Data entries:
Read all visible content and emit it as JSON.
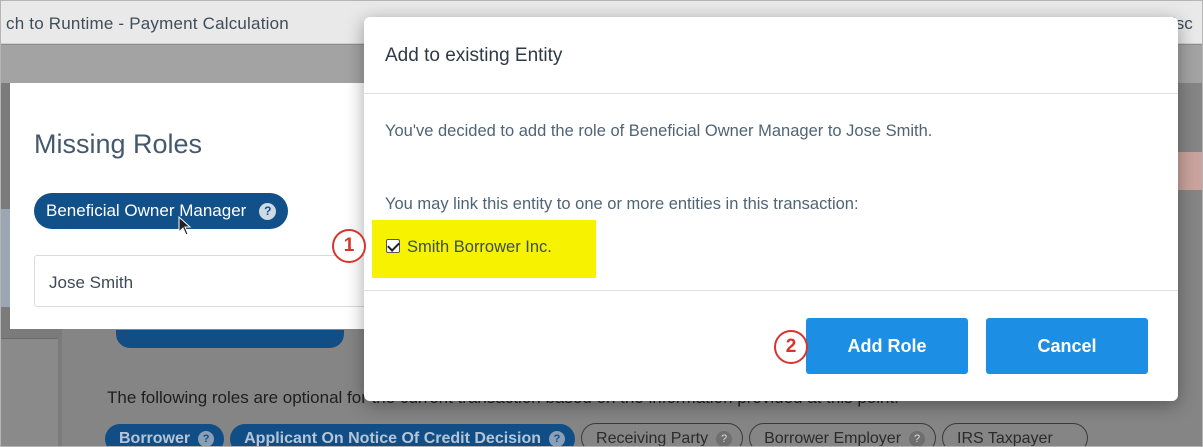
{
  "background": {
    "title": "ch to Runtime - Payment Calculation",
    "title_right": "isc",
    "optional_text": "The following roles are optional for the current transaction based on the information provided at this point:",
    "pills": [
      {
        "label": "Borrower",
        "style": "filled"
      },
      {
        "label": "Applicant On Notice Of Credit Decision",
        "style": "filled"
      },
      {
        "label": "Receiving Party",
        "style": "outlined"
      },
      {
        "label": "Borrower Employer",
        "style": "outlined"
      },
      {
        "label": "IRS Taxpayer",
        "style": "outlined"
      }
    ]
  },
  "roles_panel": {
    "title": "Missing Roles",
    "role_pill": "Beneficial Owner Manager",
    "help_icon": "?",
    "entity_name": "Jose Smith"
  },
  "modal": {
    "title": "Add to existing Entity",
    "message": "You've decided to add the role of Beneficial Owner Manager to Jose Smith.",
    "link_prompt": "You may link this entity to one or more entities in this transaction:",
    "entities": [
      {
        "label": "Smith Borrower Inc.",
        "checked": true
      }
    ],
    "add_button": "Add Role",
    "cancel_button": "Cancel"
  },
  "annotations": {
    "marker_1": "1",
    "marker_2": "2"
  },
  "colors": {
    "primary_button": "#1c8fe4",
    "pill_blue": "#12508a",
    "highlight": "#f6f200",
    "marker_red": "#d8342e"
  }
}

SET TASK → Write out every line of the listing that holds the word "label".

ANSWER FOR THE TASK →
        "label": "Borrower",
        "label": "Applicant On Notice Of Credit Decision",
        "label": "Receiving Party",
        "label": "Borrower Employer",
        "label": "IRS Taxpayer",
        "label": "Smith Borrower Inc.",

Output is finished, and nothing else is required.